Job: Copy every line in which the string "have" occurs.

>> START Data provided

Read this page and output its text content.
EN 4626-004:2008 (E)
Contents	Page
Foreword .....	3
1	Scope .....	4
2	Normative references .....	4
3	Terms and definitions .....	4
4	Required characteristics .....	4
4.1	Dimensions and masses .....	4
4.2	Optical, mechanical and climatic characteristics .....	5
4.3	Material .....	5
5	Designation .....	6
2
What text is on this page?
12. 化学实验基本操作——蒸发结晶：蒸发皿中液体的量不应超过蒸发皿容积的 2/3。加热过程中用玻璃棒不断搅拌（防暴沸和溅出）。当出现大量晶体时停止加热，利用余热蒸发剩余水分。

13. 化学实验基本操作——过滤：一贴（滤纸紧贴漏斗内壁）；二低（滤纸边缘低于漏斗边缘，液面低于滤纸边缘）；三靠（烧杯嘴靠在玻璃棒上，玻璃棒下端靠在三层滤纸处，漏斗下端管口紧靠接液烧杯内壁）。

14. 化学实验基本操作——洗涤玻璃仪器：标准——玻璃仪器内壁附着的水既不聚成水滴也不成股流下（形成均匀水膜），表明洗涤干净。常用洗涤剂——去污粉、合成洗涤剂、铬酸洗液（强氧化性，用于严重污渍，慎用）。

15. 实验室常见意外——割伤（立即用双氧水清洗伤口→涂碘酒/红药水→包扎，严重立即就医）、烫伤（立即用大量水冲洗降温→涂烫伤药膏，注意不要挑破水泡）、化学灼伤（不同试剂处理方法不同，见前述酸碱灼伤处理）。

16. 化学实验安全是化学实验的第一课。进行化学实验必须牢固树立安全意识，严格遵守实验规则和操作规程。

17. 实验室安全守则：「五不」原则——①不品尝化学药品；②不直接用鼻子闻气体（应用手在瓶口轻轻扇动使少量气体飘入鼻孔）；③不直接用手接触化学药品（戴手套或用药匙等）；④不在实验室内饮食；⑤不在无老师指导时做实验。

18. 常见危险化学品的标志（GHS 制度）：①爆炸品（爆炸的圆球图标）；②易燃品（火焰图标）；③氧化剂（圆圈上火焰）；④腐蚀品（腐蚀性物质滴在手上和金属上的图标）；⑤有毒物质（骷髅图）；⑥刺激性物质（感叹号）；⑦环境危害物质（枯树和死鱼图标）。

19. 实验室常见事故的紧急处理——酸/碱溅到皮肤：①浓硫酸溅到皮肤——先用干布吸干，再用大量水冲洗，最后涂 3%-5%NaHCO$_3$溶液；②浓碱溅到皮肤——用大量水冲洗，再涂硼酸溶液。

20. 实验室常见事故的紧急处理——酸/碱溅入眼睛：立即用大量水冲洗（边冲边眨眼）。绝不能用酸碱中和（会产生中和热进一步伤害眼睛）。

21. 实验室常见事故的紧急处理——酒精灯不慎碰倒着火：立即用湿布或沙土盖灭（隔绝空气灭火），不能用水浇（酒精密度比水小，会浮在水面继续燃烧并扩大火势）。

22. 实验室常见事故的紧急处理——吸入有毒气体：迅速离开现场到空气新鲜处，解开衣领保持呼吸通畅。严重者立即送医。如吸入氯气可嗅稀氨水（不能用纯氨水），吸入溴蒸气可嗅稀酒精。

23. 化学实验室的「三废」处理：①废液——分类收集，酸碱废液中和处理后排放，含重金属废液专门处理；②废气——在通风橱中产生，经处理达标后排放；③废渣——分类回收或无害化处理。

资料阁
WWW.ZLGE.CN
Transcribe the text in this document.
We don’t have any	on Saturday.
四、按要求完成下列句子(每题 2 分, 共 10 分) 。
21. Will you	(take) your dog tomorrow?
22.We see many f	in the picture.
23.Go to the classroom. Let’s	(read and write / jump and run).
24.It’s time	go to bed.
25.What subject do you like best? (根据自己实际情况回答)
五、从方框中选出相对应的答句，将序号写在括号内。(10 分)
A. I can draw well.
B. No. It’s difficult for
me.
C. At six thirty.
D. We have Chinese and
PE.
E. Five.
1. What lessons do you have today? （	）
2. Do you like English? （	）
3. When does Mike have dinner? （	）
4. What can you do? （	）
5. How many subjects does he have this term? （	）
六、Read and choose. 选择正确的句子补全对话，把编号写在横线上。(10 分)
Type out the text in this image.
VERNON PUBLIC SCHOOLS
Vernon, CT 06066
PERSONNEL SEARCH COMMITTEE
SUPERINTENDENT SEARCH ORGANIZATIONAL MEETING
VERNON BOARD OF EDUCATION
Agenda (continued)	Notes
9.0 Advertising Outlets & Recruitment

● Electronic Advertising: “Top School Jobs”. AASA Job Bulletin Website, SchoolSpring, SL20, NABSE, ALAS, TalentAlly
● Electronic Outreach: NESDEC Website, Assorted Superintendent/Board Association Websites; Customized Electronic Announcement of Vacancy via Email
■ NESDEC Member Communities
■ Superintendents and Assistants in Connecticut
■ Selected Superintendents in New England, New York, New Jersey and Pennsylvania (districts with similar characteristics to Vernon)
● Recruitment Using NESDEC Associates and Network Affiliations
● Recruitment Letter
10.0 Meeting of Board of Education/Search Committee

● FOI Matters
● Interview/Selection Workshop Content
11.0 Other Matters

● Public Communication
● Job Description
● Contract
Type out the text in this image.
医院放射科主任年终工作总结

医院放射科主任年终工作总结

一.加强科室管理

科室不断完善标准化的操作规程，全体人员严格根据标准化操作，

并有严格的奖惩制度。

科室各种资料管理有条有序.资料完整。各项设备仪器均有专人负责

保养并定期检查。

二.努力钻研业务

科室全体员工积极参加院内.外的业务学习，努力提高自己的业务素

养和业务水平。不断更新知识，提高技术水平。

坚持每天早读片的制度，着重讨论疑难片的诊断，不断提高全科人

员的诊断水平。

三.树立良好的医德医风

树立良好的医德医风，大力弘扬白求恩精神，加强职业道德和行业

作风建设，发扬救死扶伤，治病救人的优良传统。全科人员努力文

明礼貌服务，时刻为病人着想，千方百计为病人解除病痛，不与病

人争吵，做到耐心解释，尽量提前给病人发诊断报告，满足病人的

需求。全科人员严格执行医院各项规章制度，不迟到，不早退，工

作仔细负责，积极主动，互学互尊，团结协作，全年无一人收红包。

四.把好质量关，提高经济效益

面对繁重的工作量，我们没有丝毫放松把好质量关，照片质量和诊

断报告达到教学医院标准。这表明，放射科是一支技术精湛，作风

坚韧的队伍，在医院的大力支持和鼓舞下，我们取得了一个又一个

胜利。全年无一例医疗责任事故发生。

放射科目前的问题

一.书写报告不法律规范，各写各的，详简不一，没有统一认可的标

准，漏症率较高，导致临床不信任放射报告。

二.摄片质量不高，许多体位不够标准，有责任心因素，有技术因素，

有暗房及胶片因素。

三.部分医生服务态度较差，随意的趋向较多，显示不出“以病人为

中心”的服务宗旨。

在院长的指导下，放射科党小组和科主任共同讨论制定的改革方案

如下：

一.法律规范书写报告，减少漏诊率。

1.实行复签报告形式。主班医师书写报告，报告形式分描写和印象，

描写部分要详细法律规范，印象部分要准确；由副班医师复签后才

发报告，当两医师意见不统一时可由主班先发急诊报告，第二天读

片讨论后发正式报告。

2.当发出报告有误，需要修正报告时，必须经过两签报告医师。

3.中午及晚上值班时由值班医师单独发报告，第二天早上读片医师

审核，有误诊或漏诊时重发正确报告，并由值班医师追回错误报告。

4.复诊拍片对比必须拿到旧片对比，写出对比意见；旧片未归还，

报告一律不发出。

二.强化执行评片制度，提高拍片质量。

>> END Data provided

Full output:
We don’t have any	on Saturday.
D. We have Chinese and
1. What lessons do you have today? （	）
3. When does Mike have dinner? （	）
5. How many subjects does he have this term? （	）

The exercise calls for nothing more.